→ SUPPLIED RECORDS
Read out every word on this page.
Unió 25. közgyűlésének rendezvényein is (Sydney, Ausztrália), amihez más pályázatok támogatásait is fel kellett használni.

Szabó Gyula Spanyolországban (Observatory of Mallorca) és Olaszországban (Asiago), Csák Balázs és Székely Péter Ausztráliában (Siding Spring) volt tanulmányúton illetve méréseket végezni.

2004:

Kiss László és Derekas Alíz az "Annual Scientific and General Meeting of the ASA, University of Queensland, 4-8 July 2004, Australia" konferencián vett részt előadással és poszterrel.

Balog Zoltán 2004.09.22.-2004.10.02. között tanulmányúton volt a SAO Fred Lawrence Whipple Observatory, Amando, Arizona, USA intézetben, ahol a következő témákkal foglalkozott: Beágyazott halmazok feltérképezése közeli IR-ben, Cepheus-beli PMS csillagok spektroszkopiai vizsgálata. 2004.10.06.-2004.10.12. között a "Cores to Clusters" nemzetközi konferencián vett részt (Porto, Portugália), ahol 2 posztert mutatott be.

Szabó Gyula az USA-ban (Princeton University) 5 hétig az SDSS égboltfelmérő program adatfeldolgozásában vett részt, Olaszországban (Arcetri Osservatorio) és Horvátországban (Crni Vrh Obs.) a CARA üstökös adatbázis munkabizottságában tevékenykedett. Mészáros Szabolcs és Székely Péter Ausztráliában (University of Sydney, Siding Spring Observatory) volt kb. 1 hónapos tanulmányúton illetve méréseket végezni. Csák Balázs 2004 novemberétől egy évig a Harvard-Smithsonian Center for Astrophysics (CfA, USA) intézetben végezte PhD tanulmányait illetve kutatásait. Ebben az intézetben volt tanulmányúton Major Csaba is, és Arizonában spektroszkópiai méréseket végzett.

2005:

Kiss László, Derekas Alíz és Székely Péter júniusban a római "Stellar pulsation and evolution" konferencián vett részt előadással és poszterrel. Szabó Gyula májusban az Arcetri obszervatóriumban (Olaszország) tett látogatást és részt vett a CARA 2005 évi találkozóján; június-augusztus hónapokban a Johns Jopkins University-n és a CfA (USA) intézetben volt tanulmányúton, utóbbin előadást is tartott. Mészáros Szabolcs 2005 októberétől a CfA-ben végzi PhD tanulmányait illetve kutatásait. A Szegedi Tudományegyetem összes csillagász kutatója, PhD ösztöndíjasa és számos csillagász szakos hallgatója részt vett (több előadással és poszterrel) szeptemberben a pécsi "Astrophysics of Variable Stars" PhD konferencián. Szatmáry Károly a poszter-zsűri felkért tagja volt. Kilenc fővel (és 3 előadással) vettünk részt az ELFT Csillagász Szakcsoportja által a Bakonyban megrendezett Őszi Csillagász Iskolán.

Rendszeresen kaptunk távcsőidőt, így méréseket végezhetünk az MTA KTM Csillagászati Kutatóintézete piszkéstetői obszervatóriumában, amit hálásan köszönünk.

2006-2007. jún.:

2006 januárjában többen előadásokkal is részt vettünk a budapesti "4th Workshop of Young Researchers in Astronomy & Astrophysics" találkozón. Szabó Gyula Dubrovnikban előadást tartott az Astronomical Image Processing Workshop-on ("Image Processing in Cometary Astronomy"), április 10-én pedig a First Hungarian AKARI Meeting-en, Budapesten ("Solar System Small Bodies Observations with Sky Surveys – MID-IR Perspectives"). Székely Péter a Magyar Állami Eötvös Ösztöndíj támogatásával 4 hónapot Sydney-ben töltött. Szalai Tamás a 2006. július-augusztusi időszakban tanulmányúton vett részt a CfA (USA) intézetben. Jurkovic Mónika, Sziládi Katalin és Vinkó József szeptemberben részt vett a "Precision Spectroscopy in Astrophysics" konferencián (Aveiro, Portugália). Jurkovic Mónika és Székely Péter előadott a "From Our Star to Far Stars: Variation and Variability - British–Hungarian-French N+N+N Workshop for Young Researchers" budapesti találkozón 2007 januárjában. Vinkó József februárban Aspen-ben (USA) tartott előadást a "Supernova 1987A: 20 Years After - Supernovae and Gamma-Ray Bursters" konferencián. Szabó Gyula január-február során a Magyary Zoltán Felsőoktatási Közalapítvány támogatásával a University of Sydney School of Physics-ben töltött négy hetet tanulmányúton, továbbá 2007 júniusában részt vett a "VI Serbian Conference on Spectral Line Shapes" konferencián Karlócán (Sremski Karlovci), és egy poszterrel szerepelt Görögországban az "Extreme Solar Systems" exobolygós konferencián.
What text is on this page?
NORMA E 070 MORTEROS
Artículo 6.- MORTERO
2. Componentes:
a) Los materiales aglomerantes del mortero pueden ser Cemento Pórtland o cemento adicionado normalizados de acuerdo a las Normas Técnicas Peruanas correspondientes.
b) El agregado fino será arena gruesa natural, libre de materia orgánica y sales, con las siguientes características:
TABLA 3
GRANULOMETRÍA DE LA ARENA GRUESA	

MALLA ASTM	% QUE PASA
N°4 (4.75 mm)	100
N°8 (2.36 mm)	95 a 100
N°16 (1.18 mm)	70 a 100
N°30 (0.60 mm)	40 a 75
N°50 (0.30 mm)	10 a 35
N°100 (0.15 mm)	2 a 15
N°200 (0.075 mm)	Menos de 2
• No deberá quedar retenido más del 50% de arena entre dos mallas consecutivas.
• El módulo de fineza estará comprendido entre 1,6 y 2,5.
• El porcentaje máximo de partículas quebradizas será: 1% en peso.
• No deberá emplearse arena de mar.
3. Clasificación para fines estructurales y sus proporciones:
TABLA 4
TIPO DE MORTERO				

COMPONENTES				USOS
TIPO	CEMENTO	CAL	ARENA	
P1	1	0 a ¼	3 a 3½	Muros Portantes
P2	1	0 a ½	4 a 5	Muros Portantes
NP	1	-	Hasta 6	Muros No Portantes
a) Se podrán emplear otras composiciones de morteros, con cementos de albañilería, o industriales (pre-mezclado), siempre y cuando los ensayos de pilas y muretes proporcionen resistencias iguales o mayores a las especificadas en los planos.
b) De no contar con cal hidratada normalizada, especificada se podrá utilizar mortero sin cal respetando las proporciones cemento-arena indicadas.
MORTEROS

→ WHAT YOU ARE ASKED TO DO
Copy each line of the records that contains the word "Portantes".

→ RESULT OF THIS EXERCISE
P1	1	0 a ¼	3 a 3½	Muros Portantes
P2	1	0 a ½	4 a 5	Muros Portantes
NP	1	-	Hasta 6	Muros No Portantes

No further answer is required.